Supplied information:

□ □ □ □

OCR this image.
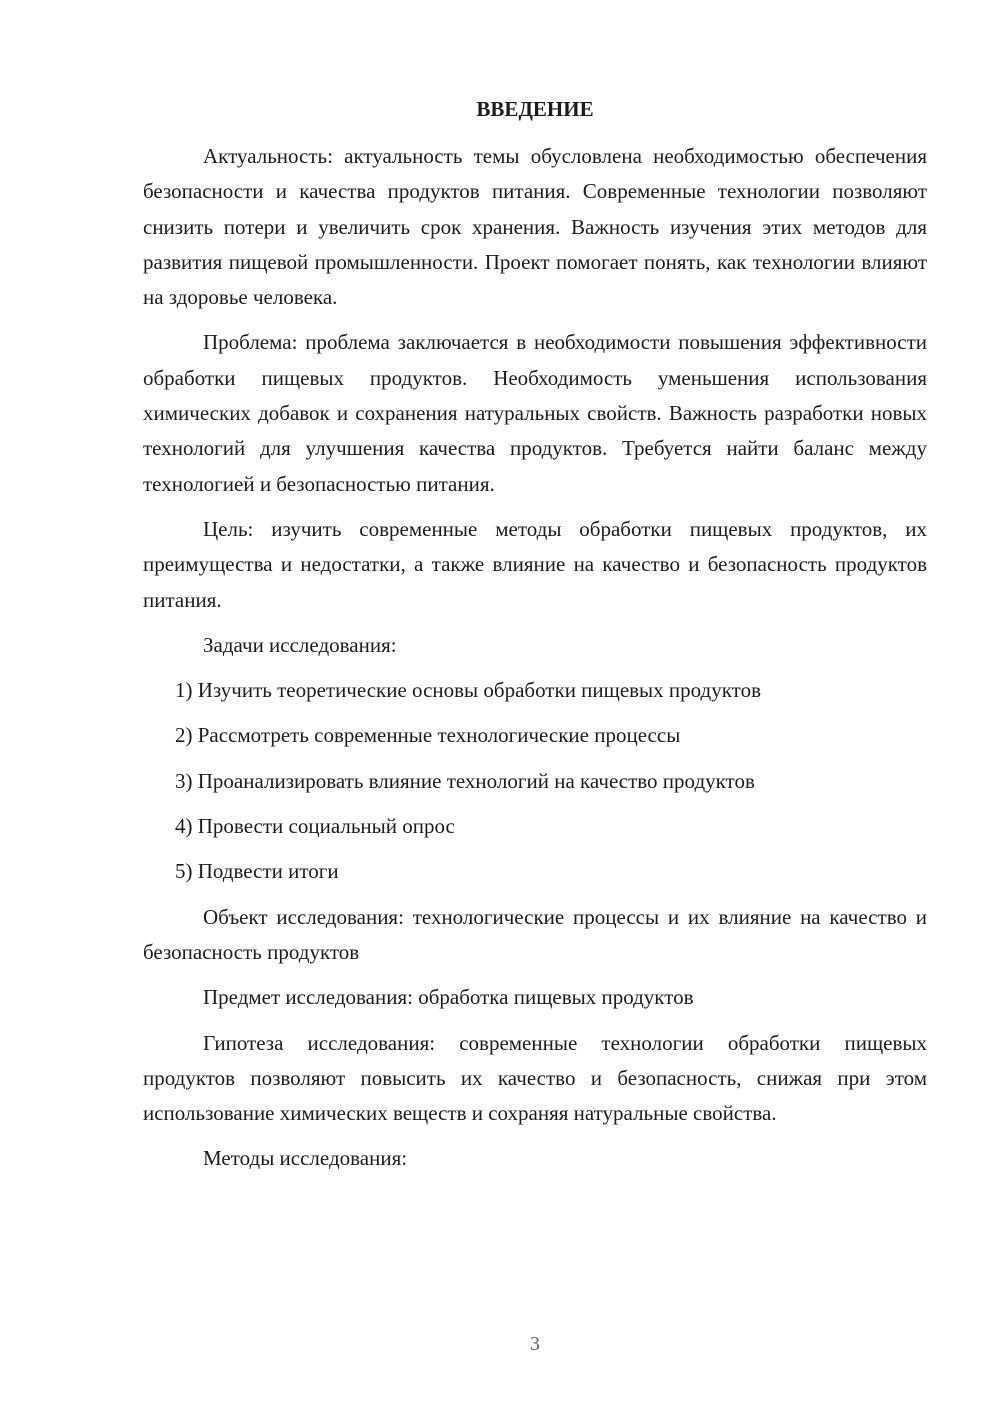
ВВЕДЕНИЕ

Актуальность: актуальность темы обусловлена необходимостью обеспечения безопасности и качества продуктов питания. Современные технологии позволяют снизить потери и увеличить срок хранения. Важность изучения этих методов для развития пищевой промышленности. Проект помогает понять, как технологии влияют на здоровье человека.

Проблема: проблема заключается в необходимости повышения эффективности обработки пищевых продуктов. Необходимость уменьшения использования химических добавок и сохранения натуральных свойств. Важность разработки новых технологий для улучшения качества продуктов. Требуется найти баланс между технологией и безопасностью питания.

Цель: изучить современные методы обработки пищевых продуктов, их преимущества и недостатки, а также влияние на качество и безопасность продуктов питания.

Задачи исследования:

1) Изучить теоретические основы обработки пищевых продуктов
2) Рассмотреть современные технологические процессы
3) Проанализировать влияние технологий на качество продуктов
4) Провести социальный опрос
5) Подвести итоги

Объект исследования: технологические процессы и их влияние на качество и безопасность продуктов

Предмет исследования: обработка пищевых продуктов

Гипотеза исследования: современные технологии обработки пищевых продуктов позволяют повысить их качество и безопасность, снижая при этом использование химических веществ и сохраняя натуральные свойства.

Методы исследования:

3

□ □ □ □

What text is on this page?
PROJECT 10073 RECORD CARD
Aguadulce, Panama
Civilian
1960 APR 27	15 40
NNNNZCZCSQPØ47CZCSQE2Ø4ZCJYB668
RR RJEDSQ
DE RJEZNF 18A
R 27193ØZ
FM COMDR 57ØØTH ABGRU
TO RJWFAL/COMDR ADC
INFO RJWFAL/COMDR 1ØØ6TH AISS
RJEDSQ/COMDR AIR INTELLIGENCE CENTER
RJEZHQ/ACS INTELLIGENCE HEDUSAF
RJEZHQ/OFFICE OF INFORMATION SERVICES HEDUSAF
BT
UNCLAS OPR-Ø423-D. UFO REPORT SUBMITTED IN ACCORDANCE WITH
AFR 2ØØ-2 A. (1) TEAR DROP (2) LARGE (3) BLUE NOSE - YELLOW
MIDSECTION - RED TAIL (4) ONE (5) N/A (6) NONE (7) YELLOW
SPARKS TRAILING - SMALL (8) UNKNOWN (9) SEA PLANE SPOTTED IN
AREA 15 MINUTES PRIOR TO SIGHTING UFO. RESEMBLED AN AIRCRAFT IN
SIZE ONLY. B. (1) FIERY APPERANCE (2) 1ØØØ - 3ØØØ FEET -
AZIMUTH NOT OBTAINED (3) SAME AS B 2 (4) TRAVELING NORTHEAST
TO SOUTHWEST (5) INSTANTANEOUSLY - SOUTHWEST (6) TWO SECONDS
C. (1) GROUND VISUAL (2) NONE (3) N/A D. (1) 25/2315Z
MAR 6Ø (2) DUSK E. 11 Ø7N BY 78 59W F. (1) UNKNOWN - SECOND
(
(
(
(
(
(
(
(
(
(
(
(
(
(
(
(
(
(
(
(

□ □ □ □

Exercise goal: Only the number is needed: state how many lines in the listing contain "технологические".

Response: 2